- _DOCUMENT SEGMENT_:

-- start --

Monday, July 23, 2012

Raise the Red Lantern


Zhang Yimou's Raise the Red Lantern is another film where the color Red is very prevalent. Gong Li (a contemporary Garbo), plays a young wife of a wealthy landowner. She is one of 4 wives and her husband decides daily which wife he will spend the night with. Servants place red lanterns outside of the favored wife's room. Li slowly looses touch with herself in the stifling environment, where she feels she must win favor to trust her own self worth.
It's commonly viewed that the film is a metaphor for living and working in China, with red being the obvious signifier. I have become a little frustrated as a viewer and reader when a woman's story is used to convey living under the constraints of society. I think it's a tired analogy and I've come to think that a woman's story is her own and is best told by a woman. Frustrations aside, this is a very, very good film and Yimou did live under the strain of his government. His films were often censored or banned from being shown in China, including Raise the Red Lantern. Raise the Red Lantern was probably his most striking statement. His recent films, like Hero, have more of a nationalistic feel and he doesn't experience censorship as much anymore. He may have tired of struggling with the government censors or he may have become more valued in his country. He directed the Opening Ceremonies at the 2008 Olympics in Beijing. Either way his films are not as combative now. Kieślowski had trouble with censors and his later films were also less directly political and more emotive (and partially shot outside out Poland)

-- end --

- _DIRECTIONS_:
1) Decide whether each statement below agrees with the post on Raise the Red Lantern. Answer yes or no, and quote the deciding words from the post.
(a) Servants place red lanterns outside the room of the wife the husband favors.
(b) Raise the Red Lantern escaped censorship in China.
(c) Yimou directed the Opening Ceremonies at the 2008 Olympics in Beijing.
2) Return the passage of the post on Raise the Red Lantern word for word, from "Monday, July 23, 2012" to "own self worth.".
3) Answer these questions using the post on Raise the Red Lantern.
(a) How many wives does the wealthy landowner have?
(b) Which of Yimou's recent films is named as having a more nationalistic feel?
(c) Which other director is said to have had trouble with censors?

- _DATASET_:
-- start --

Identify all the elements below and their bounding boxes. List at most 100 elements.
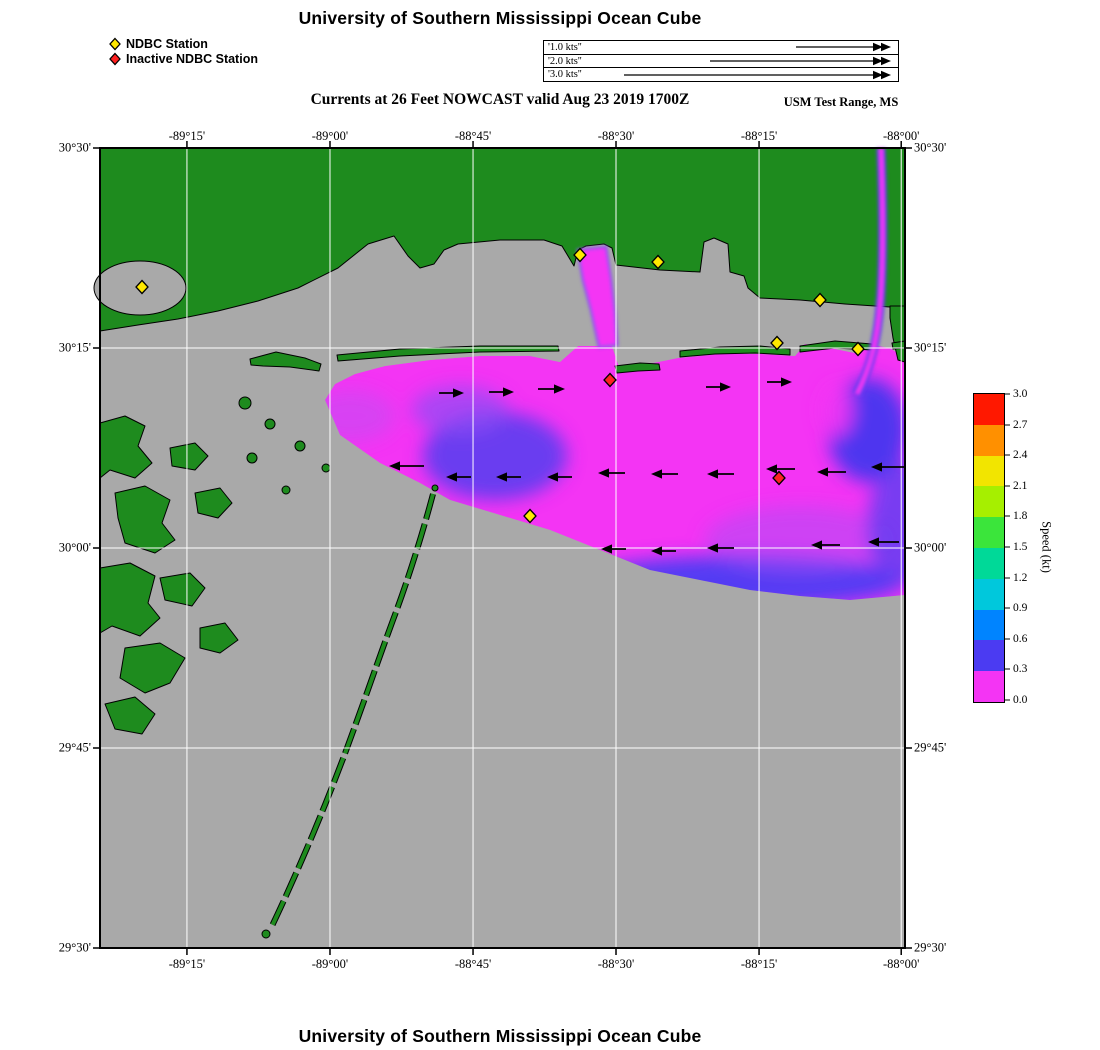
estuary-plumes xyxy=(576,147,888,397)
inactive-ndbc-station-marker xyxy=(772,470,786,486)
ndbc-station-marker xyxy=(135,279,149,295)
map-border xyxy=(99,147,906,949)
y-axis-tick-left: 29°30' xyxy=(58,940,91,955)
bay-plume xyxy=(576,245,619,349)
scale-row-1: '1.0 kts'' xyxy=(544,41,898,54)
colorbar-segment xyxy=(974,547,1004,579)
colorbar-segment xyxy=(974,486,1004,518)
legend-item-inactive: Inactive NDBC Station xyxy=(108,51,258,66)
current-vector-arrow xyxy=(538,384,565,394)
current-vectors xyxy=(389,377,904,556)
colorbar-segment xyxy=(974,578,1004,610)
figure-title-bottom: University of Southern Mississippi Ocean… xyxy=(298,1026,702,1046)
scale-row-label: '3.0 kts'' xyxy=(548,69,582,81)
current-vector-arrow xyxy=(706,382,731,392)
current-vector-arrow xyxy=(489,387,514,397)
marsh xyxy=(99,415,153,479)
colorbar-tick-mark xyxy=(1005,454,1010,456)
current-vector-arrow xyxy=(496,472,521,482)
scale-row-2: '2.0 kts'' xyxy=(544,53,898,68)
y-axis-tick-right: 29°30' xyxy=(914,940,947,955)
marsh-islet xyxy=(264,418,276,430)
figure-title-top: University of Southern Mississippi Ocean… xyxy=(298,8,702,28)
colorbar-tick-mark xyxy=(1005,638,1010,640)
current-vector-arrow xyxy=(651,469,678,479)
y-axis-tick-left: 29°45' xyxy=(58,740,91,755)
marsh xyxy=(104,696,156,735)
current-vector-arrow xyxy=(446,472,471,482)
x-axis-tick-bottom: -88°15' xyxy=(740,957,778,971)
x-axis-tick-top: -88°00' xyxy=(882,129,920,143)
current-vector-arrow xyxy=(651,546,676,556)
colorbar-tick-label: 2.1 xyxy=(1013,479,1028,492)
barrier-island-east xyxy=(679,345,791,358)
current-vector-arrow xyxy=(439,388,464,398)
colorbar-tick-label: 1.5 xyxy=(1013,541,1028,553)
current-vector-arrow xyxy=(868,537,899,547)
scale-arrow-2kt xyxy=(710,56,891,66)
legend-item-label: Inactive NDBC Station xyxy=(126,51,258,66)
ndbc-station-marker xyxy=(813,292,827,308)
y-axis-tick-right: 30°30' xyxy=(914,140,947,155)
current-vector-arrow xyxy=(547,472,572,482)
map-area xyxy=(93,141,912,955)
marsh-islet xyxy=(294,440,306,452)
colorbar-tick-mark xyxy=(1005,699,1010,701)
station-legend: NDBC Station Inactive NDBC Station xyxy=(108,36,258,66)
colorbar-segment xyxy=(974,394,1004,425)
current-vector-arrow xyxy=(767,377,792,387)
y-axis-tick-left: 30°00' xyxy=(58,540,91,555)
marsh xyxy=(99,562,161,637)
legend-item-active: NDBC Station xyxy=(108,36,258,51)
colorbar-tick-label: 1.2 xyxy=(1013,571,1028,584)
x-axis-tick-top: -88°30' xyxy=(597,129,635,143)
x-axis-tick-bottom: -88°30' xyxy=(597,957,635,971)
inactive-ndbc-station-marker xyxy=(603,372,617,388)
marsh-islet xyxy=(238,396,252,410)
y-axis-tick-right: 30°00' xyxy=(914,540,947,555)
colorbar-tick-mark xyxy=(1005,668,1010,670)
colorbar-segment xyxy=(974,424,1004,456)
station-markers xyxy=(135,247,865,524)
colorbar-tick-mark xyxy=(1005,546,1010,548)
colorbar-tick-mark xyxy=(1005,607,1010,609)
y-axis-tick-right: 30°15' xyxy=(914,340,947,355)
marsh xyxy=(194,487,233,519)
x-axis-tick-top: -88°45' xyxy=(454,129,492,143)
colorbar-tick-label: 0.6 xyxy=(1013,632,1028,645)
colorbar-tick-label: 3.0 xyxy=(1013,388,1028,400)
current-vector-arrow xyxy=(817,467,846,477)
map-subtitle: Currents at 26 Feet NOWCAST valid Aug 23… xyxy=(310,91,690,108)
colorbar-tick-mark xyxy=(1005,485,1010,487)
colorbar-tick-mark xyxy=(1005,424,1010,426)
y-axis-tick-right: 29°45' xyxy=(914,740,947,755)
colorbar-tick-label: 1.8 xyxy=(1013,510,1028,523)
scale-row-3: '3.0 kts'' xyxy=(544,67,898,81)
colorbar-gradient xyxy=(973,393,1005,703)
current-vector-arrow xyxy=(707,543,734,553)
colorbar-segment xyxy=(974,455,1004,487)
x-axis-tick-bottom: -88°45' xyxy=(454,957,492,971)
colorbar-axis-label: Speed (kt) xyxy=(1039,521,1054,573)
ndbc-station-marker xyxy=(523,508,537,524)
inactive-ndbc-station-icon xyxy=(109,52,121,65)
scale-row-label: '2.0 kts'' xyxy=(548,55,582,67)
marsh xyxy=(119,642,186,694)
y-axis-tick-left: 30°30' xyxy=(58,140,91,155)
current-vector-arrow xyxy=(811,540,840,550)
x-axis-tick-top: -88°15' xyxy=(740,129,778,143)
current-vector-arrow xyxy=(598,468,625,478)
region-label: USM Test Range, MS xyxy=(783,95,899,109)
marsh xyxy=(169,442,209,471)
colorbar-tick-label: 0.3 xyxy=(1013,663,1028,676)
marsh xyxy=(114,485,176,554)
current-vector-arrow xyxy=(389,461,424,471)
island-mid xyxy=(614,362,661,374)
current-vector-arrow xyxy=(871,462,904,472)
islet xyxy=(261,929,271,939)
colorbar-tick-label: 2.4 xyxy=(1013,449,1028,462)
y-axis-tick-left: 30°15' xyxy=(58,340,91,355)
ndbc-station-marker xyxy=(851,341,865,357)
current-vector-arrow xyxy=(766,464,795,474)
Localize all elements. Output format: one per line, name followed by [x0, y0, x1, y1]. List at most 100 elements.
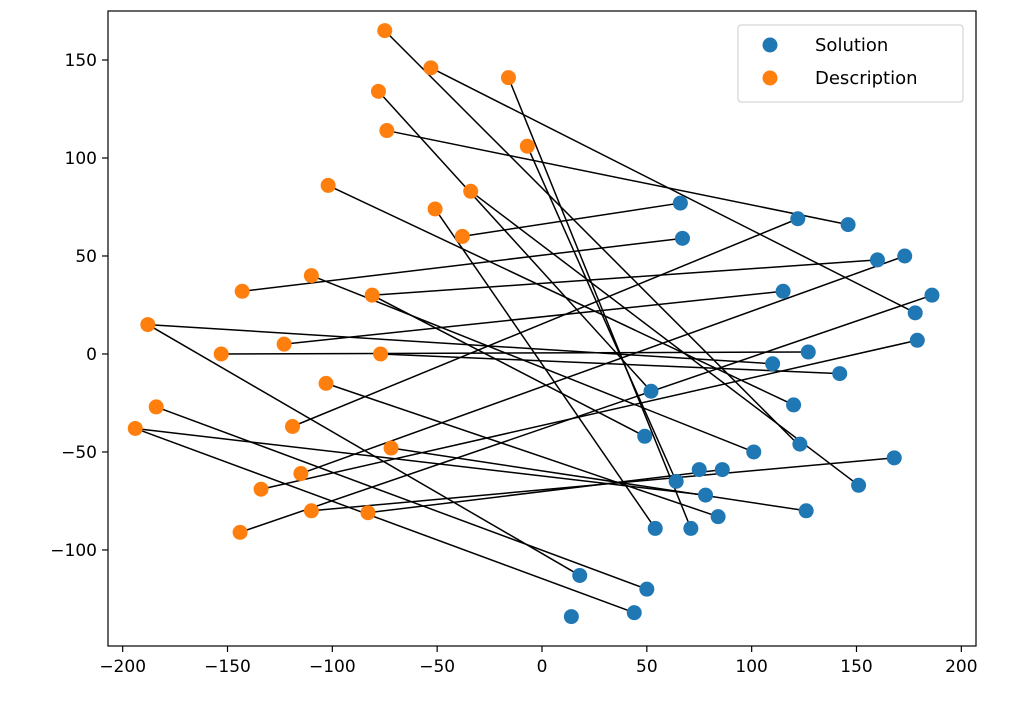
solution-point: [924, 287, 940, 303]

-- end --

- _ANSWERS BY TASK_:
1)
(a) Yes: "Servants place red lanterns outside of the favored wife's room."
(b) No: "His films were often censored or banned from being shown in China, including Raise the Red Lantern."
(c) Yes: "He directed the Opening Ceremonies at the 2008 Olympics in Beijing."

2)
Monday, July 23, 2012

Raise the Red Lantern


Zhang Yimou's Raise the Red Lantern is another film where the color Red is very prevalent. Gong Li (a contemporary Garbo), plays a young wife of a wealthy landowner. She is one of 4 wives and her husband decides daily which wife he will spend the night with. Servants place red lanterns outside of the favored wife's room. Li slowly looses touch with herself in the stifling environment, where she feels she must win favor to trust her own self worth.

3)
(a) 4
(b) Hero
(c) Kieślowski